» **Document segment**:
-------------------------
But in other ways the newly married Elizabeth (as she now preferred to be known) was quietly radical. She joined the Communist Party of Great Britain at a time when intellectuals such as Philip Toynbee were joining, and even Virginia Woolf was writing for the Daily Worker. The CP members would often drive together to London to attend political meetings, and Elizabeth, by now pregnant with her first child, met a fiercely working-class young radical called Raymond Russell who worked at a fibreboard mill in the town, and was an aspiring artist (he would later design the cover for the first edition of At Mrs Lippincote’s; Elizabeth disliked it).
Their friendship was forged in their creative connection and a shared passion for the cause. They sold copies of the Daily Worker together in the High Street and had discussions in the party’s cramped headquarters (similar to the flat in ‘Vasco Street’ above the shop in At Mrs Lippincote’s). When her son Renny was a year old, Elizabeth wrote to Ray to confess her feelings for him, and told him what she loved most about him:
‘You did not make the fact of my sex a burden to me, or tiresome. You did not shut me out from any part of your life, or expect me to do less because I was a woman.’5
It was the beginning of a ten-year affair, although for four of those years Ray would be in a prisoner-of-war camp and Elizabeth would give birth to her second child, a daughter. Her marriage to John, and with it a safe domestic respectability in Buckinghamshire, continued. Elizabeth looked elegant, managed her household and her children superbly and wrote whenever she could find the time. It seemed as if the fierce fire that once burned in her to become a novelist had been extinguished.
-------------------------
» **Given material**:
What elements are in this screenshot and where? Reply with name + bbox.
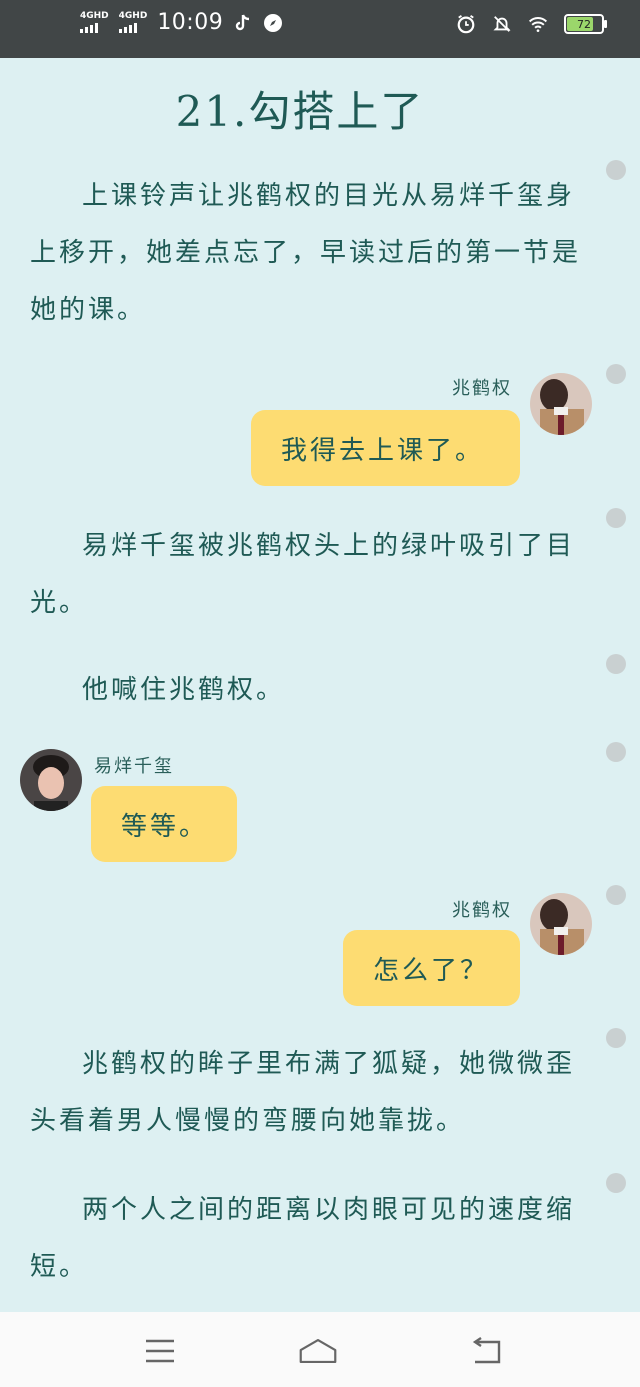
-------------------------
» **Objective 1**: In the excerpt about Elizabeth, which newspaper did she and Ray sell together in the High Street?
» **Objective 2**: Repeat the excerpt about Elizabeth from "But in other" to "Elizabeth disliked it).", swapping "fibreboard mill" for "paper mill".
The data above comes from a separate source.

» **Complete response 1**: The Daily Worker.

» **Complete response 2**:
But in other ways the newly married Elizabeth (as she now preferred to be known) was quietly radical. She joined the Communist Party of Great Britain at a time when intellectuals such as Philip Toynbee were joining, and even Virginia Woolf was writing for the Daily Worker. The CP members would often drive together to London to attend political meetings, and Elizabeth, by now pregnant with her first child, met a fiercely working-class young radical called Raymond Russell who worked at a paper mill in the town, and was an aspiring artist (he would later design the cover for the first edition of At Mrs Lippincote’s; Elizabeth disliked it).